**Stated exercise:** Turn the lines of the records below into a numbered list, leaving out any blank lines.

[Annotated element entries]
+ + +
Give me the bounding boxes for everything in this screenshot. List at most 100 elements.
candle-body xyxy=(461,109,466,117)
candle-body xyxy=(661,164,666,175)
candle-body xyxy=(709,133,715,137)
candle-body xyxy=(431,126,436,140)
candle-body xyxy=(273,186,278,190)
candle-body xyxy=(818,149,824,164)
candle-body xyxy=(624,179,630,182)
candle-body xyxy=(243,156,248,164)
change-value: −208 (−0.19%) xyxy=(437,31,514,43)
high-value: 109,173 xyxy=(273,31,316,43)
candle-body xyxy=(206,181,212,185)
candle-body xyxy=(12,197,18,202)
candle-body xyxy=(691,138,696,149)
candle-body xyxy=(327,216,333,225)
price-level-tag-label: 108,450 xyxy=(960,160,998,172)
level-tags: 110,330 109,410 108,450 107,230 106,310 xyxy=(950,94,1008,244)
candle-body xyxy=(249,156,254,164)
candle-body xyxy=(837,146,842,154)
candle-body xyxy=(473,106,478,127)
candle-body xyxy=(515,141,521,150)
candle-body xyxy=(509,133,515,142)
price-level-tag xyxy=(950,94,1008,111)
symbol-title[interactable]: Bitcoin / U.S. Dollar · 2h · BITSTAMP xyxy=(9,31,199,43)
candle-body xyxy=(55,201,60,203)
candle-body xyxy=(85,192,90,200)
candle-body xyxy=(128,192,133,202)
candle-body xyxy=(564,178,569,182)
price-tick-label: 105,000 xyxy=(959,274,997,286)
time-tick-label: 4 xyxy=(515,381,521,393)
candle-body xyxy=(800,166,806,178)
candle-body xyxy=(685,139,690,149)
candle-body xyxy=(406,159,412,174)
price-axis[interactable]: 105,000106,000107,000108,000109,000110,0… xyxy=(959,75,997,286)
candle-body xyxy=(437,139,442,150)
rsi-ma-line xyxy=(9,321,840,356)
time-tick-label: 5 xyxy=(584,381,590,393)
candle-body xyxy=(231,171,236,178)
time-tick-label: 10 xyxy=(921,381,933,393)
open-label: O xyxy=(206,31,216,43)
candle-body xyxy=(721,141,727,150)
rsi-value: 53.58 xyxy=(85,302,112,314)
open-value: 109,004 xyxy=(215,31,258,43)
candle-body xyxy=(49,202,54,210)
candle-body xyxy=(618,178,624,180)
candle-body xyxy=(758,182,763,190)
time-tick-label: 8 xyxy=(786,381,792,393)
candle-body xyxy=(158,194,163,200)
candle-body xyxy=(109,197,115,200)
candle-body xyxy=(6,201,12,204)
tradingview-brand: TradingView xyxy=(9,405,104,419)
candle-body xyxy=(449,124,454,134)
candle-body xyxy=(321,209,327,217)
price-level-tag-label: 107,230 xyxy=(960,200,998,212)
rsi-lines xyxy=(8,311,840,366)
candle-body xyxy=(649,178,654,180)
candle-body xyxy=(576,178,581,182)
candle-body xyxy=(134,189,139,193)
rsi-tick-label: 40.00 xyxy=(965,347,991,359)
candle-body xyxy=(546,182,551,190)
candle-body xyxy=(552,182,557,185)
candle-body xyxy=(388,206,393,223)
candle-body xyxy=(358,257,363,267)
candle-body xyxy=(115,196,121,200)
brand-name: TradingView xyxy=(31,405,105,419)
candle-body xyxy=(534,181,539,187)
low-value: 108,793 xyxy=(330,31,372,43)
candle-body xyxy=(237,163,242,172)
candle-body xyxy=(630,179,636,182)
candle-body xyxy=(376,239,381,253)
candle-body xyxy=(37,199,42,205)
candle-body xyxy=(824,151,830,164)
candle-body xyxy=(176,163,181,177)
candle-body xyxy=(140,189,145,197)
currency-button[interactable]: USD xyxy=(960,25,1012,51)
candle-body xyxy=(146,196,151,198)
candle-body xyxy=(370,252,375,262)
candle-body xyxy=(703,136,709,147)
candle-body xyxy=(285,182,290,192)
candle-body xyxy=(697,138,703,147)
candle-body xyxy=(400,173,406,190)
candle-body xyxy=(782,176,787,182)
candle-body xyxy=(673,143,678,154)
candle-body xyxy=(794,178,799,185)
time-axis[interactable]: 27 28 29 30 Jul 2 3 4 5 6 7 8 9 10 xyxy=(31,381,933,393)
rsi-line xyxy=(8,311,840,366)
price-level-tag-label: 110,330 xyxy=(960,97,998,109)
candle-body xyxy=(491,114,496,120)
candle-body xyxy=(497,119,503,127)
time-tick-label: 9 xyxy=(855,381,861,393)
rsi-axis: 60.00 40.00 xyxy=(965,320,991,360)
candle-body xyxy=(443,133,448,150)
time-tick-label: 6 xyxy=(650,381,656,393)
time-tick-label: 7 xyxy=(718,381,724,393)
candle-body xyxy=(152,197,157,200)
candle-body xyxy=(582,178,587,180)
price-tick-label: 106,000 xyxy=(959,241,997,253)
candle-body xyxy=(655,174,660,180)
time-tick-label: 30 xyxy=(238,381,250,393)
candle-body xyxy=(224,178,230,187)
+ + +
**Answer for this exercise:**
1. Give me the bounding boxes for everything in this screenshot. List at most 100 elements.
2. candle-body xyxy=(461,109,466,117)
3. candle-body xyxy=(661,164,666,175)
4. candle-body xyxy=(709,133,715,137)
5. candle-body xyxy=(431,126,436,140)
6. candle-body xyxy=(273,186,278,190)
7. candle-body xyxy=(818,149,824,164)
8. candle-body xyxy=(624,179,630,182)
9. candle-body xyxy=(243,156,248,164)
10. change-value: −208 (−0.19%) xyxy=(437,31,514,43)
11. high-value: 109,173 xyxy=(273,31,316,43)
12. candle-body xyxy=(206,181,212,185)
13. candle-body xyxy=(12,197,18,202)
14. candle-body xyxy=(691,138,696,149)
15. candle-body xyxy=(327,216,333,225)
16. price-level-tag-label: 108,450 xyxy=(960,160,998,172)
17. level-tags: 110,330 109,410 108,450 107,230 106,310 xyxy=(950,94,1008,244)
18. candle-body xyxy=(249,156,254,164)
19. candle-body xyxy=(837,146,842,154)
20. candle-body xyxy=(473,106,478,127)
21. candle-body xyxy=(515,141,521,150)
22. candle-body xyxy=(509,133,515,142)
23. price-level-tag xyxy=(950,94,1008,111)
24. symbol-title[interactable]: Bitcoin / U.S. Dollar · 2h · BITSTAMP xyxy=(9,31,199,43)
25. candle-body xyxy=(55,201,60,203)
26. candle-body xyxy=(85,192,90,200)
27. candle-body xyxy=(128,192,133,202)
28. candle-body xyxy=(564,178,569,182)
29. price-tick-label: 105,000 xyxy=(959,274,997,286)
30. time-tick-label: 4 xyxy=(515,381,521,393)
31. candle-body xyxy=(800,166,806,178)
32. candle-body xyxy=(685,139,690,149)
33. candle-body xyxy=(406,159,412,174)
34. price-axis[interactable]: 105,000106,000107,000108,000109,000110,0… xyxy=(959,75,997,286)
35. candle-body xyxy=(437,139,442,150)
36. rsi-ma-line xyxy=(9,321,840,356)
37. time-tick-label: 5 xyxy=(584,381,590,393)
38. candle-body xyxy=(231,171,236,178)
39. time-tick-label: 10 xyxy=(921,381,933,393)
40. open-label: O xyxy=(206,31,216,43)
41. candle-body xyxy=(721,141,727,150)
42. rsi-value: 53.58 xyxy=(85,302,112,314)
43. open-value: 109,004 xyxy=(215,31,258,43)
44. candle-body xyxy=(49,202,54,210)
45. candle-body xyxy=(618,178,624,180)
46. candle-body xyxy=(758,182,763,190)
47. time-tick-label: 8 xyxy=(786,381,792,393)
48. candle-body xyxy=(158,194,163,200)
49. candle-body xyxy=(109,197,115,200)
50. candle-body xyxy=(6,201,12,204)
51. tradingview-brand: TradingView xyxy=(9,405,104,419)
52. candle-body xyxy=(449,124,454,134)
53. candle-body xyxy=(321,209,327,217)
54. price-level-tag-label: 107,230 xyxy=(960,200,998,212)
55. rsi-lines xyxy=(8,311,840,366)
56. candle-body xyxy=(649,178,654,180)
57. candle-body xyxy=(576,178,581,182)
58. candle-body xyxy=(134,189,139,193)
59. rsi-tick-label: 40.00 xyxy=(965,347,991,359)
60. candle-body xyxy=(546,182,551,190)
61. candle-body xyxy=(552,182,557,185)
62. candle-body xyxy=(388,206,393,223)
63. candle-body xyxy=(358,257,363,267)
64. candle-body xyxy=(115,196,121,200)
65. brand-name: TradingView xyxy=(31,405,105,419)
66. candle-body xyxy=(534,181,539,187)
67. low-value: 108,793 xyxy=(330,31,372,43)
68. candle-body xyxy=(237,163,242,172)
69. candle-body xyxy=(630,179,636,182)
70. candle-body xyxy=(376,239,381,253)
71. candle-body xyxy=(37,199,42,205)
72. candle-body xyxy=(824,151,830,164)
73. candle-body xyxy=(176,163,181,177)
74. candle-body xyxy=(140,189,145,197)
75. currency-button[interactable]: USD xyxy=(960,25,1012,51)
76. candle-body xyxy=(146,196,151,198)
77. candle-body xyxy=(370,252,375,262)
78. candle-body xyxy=(703,136,709,147)
79. candle-body xyxy=(285,182,290,192)
80. candle-body xyxy=(697,138,703,147)
81. candle-body xyxy=(400,173,406,190)
82. candle-body xyxy=(782,176,787,182)
83. candle-body xyxy=(673,143,678,154)
84. candle-body xyxy=(794,178,799,185)
85. time-axis[interactable]: 27 28 29 30 Jul 2 3 4 5 6 7 8 9 10 xyxy=(31,381,933,393)
86. rsi-line xyxy=(8,311,840,366)
87. price-level-tag-label: 110,330 xyxy=(960,97,998,109)
88. candle-body xyxy=(491,114,496,120)
89. candle-body xyxy=(497,119,503,127)
90. time-tick-label: 9 xyxy=(855,381,861,393)
91. rsi-axis: 60.00 40.00 xyxy=(965,320,991,360)
92. candle-body xyxy=(443,133,448,150)
93. time-tick-label: 6 xyxy=(650,381,656,393)
94. time-tick-label: 7 xyxy=(718,381,724,393)
95. candle-body xyxy=(152,197,157,200)
96. candle-body xyxy=(582,178,587,180)
97. price-tick-label: 106,000 xyxy=(959,241,997,253)
98. candle-body xyxy=(655,174,660,180)
99. time-tick-label: 30 xyxy=(238,381,250,393)
100. candle-body xyxy=(224,178,230,187)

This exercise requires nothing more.